AIM ::
Each entry has to be copied exactly, with nothing missed.
[Start]
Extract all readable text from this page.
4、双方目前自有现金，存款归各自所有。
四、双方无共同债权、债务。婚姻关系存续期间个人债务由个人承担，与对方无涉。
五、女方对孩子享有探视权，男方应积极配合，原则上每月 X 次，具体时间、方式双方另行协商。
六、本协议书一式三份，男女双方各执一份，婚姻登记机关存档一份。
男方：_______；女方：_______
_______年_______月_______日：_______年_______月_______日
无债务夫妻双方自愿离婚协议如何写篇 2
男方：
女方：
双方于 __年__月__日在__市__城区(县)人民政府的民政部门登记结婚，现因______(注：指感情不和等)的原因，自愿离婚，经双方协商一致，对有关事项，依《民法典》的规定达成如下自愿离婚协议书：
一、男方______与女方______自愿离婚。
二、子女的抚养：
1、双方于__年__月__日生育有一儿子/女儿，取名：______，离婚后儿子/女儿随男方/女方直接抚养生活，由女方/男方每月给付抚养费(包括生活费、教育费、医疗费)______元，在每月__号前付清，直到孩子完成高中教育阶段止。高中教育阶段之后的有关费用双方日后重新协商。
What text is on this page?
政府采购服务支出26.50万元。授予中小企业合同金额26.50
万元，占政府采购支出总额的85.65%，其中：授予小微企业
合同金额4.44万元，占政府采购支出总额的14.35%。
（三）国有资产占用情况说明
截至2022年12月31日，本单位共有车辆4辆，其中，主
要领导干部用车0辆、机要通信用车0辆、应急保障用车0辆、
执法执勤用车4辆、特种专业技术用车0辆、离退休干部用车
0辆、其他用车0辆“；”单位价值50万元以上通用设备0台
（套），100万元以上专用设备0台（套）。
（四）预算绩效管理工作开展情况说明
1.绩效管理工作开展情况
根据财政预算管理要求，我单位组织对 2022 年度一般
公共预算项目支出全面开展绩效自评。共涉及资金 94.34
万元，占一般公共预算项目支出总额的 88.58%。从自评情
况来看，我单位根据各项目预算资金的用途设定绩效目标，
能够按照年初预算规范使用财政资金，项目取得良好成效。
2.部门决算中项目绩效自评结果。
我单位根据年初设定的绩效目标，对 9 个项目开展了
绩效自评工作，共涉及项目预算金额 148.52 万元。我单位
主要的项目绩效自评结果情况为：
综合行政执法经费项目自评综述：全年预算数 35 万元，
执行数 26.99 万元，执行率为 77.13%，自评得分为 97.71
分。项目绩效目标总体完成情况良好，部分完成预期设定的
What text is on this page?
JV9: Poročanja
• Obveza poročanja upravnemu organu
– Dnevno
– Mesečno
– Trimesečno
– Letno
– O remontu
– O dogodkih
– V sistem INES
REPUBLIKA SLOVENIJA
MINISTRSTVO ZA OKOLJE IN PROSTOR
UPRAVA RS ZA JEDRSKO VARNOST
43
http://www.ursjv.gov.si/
[End]
COMPLETE OUTPUT ::
Extract all readable text from this page.
4、双方目前自有现金，存款归各自所有。
四、双方无共同债权、债务。婚姻关系存续期间个人债务由个人承担，与对方无涉。
五、女方对孩子享有探视权，男方应积极配合，原则上每月 X 次，具体时间、方式双方另行协商。
六、本协议书一式三份，男女双方各执一份，婚姻登记机关存档一份。
男方：_______；女方：_______
_______年_______月_______日：_______年_______月_______日
无债务夫妻双方自愿离婚协议如何写篇 2
男方：
女方：
双方于 __年__月__日在__市__城区(县)人民政府的民政部门登记结婚，现因______(注：指感情不和等)的原因，自愿离婚，经双方协商一致，对有关事项，依《民法典》的规定达成如下自愿离婚协议书：
一、男方______与女方______自愿离婚。
二、子女的抚养：
1、双方于__年__月__日生育有一儿子/女儿，取名：______，离婚后儿子/女儿随男方/女方直接抚养生活，由女方/男方每月给付抚养费(包括生活费、教育费、医疗费)______元，在每月__号前付清，直到孩子完成高中教育阶段止。高中教育阶段之后的有关费用双方日后重新协商。
What text is on this page?
政府采购服务支出26.50万元。授予中小企业合同金额26.50
万元，占政府采购支出总额的85.65%，其中：授予小微企业
合同金额4.44万元，占政府采购支出总额的14.35%。
（三）国有资产占用情况说明
截至2022年12月31日，本单位共有车辆4辆，其中，主
要领导干部用车0辆、机要通信用车0辆、应急保障用车0辆、
执法执勤用车4辆、特种专业技术用车0辆、离退休干部用车
0辆、其他用车0辆“；”单位价值50万元以上通用设备0台
（套），100万元以上专用设备0台（套）。
（四）预算绩效管理工作开展情况说明
1.绩效管理工作开展情况
根据财政预算管理要求，我单位组织对 2022 年度一般
公共预算项目支出全面开展绩效自评。共涉及资金 94.34
万元，占一般公共预算项目支出总额的 88.58%。从自评情
况来看，我单位根据各项目预算资金的用途设定绩效目标，
能够按照年初预算规范使用财政资金，项目取得良好成效。
2.部门决算中项目绩效自评结果。
我单位根据年初设定的绩效目标，对 9 个项目开展了
绩效自评工作，共涉及项目预算金额 148.52 万元。我单位
主要的项目绩效自评结果情况为：
综合行政执法经费项目自评综述：全年预算数 35 万元，
执行数 26.99 万元，执行率为 77.13%，自评得分为 97.71
分。项目绩效目标总体完成情况良好，部分完成预期设定的
What text is on this page?
JV9: Poročanja
• Obveza poročanja upravnemu organu
– Dnevno
– Mesečno
– Trimesečno
– Letno
– O remontu
– O dogodkih
– V sistem INES
REPUBLIKA SLOVENIJA
MINISTRSTVO ZA OKOLJE IN PROSTOR
UPRAVA RS ZA JEDRSKO VARNOST
43
http://www.ursjv.gov.si/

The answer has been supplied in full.